[Start of Stored records]
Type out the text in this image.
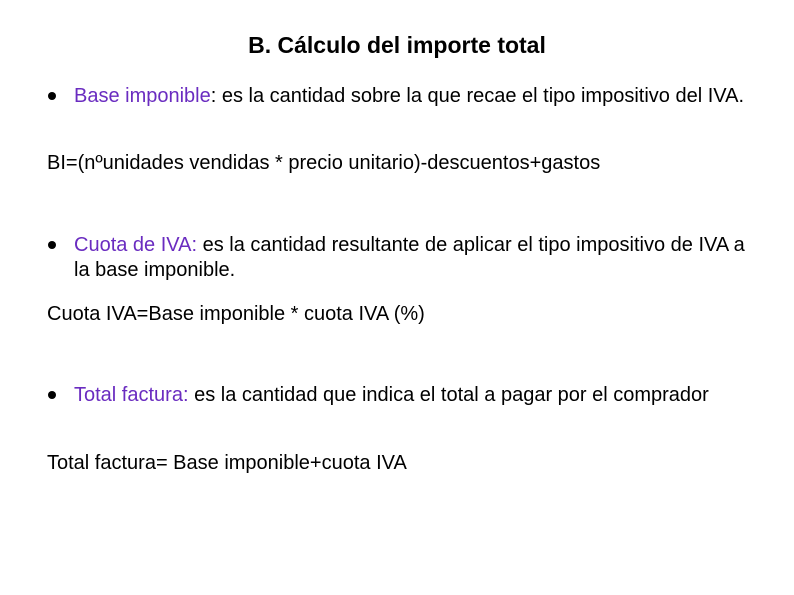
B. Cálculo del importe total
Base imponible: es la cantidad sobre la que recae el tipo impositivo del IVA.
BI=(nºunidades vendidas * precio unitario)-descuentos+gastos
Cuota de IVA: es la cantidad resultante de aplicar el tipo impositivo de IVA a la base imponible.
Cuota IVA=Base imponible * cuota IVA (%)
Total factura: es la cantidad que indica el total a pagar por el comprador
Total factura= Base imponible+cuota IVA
[End of Stored records]
[Start of Stored records]
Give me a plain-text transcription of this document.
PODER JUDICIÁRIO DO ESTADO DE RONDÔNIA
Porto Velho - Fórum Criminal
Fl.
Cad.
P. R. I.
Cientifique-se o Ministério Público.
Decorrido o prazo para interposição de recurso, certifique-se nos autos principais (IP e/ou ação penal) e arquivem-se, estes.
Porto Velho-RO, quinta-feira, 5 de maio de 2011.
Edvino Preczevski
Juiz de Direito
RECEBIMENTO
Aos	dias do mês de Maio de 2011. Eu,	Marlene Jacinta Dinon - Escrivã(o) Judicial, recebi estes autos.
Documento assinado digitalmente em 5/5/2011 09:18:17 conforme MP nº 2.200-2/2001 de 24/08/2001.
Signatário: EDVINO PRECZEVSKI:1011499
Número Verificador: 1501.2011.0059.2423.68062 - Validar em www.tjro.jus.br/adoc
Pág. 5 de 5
[End of Stored records]
[Start of Stored records]
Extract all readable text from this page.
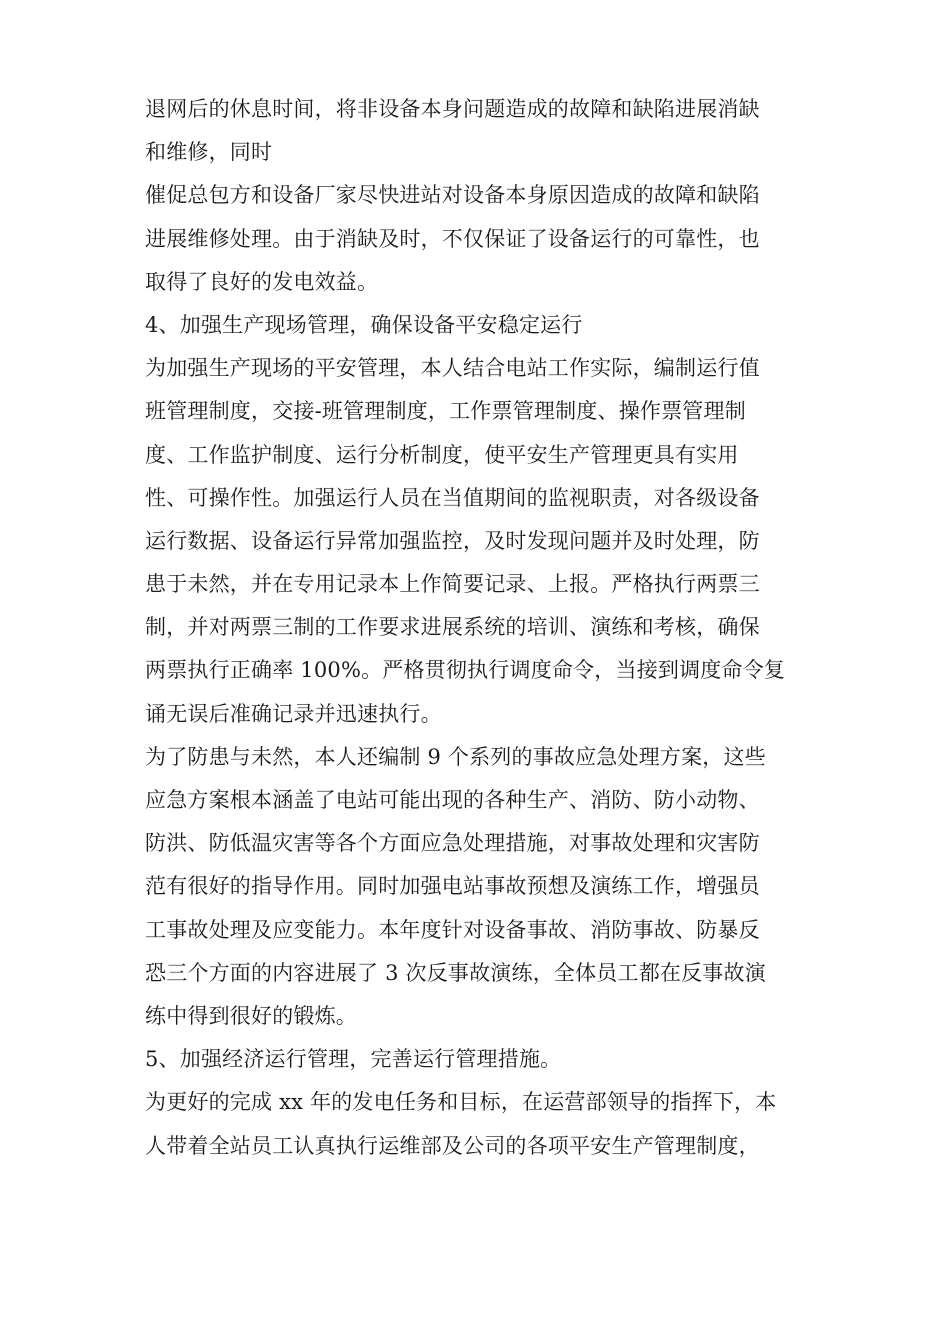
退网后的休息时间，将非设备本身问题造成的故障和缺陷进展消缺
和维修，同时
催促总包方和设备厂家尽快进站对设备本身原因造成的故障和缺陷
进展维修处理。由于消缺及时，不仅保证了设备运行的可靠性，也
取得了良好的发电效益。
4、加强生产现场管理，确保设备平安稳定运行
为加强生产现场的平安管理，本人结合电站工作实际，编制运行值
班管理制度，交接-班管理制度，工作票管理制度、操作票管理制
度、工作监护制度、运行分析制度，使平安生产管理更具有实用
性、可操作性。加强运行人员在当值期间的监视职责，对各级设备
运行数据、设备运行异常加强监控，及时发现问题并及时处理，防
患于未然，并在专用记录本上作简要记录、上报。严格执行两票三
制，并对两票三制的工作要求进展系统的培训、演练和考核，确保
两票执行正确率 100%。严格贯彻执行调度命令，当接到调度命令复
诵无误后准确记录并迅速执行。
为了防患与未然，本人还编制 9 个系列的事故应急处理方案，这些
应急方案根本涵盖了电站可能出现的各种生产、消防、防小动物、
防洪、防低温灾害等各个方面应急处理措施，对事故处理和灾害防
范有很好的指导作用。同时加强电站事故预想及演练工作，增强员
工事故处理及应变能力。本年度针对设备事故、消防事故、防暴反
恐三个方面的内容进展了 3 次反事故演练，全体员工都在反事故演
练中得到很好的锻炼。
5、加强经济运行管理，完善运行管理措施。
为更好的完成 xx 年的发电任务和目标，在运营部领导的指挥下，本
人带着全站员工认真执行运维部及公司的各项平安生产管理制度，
[End of Stored records]
- [Objective]: From the listing above, pick out every line containing "factura".

- [Response to this task]:
Total factura: es la cantidad que indica el total a pagar por el comprador
Total factura= Base imponible+cuota IVA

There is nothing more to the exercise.